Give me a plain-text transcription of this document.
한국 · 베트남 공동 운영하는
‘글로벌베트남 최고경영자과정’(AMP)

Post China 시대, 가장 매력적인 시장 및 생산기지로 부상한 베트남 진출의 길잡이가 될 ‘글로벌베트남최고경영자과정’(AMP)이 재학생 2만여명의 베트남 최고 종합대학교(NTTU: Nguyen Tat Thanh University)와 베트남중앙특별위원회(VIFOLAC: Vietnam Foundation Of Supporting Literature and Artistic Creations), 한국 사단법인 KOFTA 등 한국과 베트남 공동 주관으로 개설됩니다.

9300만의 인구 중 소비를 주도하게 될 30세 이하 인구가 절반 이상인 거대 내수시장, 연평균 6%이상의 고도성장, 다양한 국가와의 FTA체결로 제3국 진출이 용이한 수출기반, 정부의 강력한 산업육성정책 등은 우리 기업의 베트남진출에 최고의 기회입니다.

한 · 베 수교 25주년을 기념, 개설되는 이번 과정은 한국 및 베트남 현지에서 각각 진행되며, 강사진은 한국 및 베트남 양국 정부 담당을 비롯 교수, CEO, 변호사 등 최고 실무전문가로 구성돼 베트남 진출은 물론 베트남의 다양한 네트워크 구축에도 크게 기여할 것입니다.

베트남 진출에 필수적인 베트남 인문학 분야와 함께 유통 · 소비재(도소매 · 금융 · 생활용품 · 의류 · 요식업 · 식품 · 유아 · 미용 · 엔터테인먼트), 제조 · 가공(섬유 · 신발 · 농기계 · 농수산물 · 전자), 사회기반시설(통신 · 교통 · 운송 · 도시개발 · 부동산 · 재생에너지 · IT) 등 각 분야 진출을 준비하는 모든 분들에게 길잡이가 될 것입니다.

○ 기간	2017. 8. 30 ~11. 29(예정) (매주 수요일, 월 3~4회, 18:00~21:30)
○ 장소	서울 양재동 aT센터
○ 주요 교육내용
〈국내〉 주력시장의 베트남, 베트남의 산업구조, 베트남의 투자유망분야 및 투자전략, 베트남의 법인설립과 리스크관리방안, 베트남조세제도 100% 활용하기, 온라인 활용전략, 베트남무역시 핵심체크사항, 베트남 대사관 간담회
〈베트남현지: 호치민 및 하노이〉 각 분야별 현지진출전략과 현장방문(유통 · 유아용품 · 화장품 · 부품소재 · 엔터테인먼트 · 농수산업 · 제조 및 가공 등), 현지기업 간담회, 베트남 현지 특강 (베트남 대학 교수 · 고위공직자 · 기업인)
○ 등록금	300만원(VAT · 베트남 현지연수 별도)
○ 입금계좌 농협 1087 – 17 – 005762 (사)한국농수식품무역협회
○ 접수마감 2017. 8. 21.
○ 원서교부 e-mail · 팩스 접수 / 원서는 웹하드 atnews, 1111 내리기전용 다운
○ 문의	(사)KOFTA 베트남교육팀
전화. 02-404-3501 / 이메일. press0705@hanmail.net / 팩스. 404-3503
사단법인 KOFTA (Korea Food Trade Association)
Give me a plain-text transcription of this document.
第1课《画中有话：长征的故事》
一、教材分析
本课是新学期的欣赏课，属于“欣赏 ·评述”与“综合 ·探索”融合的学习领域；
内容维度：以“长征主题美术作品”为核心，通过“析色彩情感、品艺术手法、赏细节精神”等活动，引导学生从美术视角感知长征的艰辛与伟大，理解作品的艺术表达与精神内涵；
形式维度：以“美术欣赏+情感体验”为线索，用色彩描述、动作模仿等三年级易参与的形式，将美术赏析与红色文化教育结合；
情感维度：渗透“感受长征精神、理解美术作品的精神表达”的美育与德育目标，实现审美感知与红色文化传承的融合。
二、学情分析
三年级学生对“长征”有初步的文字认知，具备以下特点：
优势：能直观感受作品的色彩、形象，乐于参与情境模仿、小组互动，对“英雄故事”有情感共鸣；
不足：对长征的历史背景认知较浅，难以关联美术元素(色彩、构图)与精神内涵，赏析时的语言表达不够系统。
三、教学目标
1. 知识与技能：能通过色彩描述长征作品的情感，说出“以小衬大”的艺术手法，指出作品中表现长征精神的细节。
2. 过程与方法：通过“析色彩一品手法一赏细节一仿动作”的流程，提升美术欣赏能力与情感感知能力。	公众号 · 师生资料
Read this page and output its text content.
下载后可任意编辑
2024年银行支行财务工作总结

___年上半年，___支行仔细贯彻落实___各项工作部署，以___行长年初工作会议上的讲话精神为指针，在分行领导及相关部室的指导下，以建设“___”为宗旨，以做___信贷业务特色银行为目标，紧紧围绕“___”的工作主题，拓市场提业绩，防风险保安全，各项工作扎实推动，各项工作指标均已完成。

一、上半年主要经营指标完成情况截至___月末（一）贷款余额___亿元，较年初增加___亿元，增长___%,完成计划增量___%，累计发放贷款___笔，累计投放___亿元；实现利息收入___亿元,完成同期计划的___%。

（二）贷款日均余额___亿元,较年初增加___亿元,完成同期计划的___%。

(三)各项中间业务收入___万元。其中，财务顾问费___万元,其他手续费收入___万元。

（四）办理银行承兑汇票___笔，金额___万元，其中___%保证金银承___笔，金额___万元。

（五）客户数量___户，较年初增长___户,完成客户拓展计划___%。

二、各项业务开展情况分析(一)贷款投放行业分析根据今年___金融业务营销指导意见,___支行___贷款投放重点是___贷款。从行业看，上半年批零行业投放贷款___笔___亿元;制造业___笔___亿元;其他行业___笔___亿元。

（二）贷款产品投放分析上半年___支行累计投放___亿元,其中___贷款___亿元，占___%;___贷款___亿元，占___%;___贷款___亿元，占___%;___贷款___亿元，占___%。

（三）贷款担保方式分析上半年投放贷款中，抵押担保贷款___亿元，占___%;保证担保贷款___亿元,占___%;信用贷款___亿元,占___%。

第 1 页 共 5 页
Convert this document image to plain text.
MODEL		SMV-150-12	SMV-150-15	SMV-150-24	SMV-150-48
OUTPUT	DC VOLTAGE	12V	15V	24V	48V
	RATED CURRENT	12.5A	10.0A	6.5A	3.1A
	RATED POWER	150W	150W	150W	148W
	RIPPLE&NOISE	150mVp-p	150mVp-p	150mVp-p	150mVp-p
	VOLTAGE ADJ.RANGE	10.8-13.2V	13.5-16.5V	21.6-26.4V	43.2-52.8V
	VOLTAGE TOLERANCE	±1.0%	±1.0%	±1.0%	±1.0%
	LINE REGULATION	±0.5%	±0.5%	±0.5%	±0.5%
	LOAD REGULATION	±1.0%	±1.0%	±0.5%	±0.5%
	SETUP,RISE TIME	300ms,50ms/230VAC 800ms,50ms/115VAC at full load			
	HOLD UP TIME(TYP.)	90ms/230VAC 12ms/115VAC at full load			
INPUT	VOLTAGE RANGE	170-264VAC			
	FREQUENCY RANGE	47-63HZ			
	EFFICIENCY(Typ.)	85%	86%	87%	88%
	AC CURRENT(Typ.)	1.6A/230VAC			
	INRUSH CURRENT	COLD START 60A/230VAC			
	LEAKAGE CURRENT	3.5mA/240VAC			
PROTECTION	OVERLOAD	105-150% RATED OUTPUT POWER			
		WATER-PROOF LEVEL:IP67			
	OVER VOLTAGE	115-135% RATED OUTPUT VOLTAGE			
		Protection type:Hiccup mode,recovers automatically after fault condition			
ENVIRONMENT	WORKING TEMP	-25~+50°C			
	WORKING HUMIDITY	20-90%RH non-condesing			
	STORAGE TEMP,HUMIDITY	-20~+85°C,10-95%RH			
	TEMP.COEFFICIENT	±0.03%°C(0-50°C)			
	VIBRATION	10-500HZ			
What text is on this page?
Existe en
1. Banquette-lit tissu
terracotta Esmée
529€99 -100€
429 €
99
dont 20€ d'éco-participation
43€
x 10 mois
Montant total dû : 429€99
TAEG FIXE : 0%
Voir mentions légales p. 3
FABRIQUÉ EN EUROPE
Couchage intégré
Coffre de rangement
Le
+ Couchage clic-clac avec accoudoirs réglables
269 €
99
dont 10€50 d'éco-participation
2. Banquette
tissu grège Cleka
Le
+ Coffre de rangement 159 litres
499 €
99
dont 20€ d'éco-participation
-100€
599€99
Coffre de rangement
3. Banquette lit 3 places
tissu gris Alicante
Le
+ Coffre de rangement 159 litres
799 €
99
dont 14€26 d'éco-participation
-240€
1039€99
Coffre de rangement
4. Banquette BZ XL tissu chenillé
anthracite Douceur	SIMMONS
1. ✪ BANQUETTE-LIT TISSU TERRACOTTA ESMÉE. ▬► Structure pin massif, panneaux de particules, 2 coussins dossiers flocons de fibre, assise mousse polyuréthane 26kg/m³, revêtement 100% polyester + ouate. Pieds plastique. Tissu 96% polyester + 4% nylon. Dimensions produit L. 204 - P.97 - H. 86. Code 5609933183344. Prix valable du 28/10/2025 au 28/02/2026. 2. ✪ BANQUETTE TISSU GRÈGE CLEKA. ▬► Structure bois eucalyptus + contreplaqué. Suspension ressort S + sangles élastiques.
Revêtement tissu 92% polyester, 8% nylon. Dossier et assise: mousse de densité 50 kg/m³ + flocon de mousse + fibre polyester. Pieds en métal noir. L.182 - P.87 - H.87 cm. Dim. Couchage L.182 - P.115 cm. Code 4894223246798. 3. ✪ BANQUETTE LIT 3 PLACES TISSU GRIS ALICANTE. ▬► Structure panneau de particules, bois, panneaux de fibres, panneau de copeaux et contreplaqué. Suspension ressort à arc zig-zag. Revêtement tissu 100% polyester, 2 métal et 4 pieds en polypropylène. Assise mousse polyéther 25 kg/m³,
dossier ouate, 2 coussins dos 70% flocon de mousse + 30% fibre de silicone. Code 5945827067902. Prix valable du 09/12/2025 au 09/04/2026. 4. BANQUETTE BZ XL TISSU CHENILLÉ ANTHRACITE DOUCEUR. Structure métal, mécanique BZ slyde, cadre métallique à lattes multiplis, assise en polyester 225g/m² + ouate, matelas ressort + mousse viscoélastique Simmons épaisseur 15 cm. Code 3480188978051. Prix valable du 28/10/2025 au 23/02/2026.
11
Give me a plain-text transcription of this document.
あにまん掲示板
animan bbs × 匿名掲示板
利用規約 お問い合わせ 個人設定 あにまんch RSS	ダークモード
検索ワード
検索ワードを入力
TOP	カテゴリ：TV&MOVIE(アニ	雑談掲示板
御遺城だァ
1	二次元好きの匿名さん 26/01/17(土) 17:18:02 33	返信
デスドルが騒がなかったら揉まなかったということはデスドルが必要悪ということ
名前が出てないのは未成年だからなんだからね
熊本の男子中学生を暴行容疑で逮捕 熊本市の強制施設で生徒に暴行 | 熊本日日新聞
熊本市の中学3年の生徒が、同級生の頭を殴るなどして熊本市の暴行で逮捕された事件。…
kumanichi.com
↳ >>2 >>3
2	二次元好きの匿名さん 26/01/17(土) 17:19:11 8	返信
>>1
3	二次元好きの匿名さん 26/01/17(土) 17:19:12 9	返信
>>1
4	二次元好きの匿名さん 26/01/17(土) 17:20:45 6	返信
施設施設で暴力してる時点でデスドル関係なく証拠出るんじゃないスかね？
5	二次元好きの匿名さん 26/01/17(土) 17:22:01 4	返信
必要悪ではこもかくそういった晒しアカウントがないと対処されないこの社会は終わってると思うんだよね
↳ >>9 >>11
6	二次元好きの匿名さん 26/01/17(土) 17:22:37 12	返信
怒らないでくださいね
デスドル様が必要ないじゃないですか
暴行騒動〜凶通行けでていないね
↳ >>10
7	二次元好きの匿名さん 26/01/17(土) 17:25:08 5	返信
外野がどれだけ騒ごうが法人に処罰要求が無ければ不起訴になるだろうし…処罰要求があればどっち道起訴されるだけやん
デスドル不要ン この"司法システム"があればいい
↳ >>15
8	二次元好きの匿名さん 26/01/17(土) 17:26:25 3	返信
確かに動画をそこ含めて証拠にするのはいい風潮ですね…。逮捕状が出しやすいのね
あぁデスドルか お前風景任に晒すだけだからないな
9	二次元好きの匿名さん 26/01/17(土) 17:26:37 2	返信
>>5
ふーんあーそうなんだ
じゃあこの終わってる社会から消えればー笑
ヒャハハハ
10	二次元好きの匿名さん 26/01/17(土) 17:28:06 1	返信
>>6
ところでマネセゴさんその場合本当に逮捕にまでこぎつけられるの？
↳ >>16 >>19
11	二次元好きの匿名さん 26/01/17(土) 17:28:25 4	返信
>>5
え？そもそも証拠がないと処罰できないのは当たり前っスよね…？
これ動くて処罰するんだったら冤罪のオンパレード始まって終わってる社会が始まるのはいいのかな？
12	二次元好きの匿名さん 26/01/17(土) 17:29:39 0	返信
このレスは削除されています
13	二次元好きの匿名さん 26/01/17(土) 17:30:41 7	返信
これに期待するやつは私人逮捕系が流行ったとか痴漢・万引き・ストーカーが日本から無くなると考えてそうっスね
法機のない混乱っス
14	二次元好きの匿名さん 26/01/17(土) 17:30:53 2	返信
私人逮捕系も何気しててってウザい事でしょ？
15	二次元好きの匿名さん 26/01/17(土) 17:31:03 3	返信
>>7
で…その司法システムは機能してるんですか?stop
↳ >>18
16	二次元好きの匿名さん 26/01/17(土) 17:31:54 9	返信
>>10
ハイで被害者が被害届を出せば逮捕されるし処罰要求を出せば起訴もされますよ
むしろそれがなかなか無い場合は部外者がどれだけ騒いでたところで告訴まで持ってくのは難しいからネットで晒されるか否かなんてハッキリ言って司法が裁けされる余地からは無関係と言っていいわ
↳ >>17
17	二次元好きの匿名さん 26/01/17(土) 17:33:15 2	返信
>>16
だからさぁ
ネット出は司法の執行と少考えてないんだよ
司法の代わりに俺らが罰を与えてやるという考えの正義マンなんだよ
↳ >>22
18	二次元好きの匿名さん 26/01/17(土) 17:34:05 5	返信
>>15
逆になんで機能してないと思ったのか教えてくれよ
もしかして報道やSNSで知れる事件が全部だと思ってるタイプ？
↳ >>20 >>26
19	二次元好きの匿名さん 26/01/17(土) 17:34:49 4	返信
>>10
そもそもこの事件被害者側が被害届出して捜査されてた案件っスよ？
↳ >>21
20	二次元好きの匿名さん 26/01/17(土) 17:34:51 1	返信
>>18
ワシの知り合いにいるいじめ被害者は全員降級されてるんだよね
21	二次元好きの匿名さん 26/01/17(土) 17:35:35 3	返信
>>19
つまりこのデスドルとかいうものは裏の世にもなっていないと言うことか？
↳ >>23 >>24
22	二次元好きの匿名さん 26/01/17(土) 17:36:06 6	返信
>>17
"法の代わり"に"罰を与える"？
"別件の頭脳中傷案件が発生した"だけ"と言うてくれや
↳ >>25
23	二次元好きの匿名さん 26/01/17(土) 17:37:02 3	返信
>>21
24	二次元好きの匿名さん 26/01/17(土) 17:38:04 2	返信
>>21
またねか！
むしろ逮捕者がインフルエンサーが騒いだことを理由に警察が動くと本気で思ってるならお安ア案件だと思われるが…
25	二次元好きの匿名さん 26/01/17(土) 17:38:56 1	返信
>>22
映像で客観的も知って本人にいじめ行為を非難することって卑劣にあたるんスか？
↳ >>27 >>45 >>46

* **Short exercise**
Select all lines with the word "POWER" from the entries above.

* **Reply to the task**
	RATED POWER	150W	150W	150W	148W
PROTECTION	OVERLOAD	105-150% RATED OUTPUT POWER			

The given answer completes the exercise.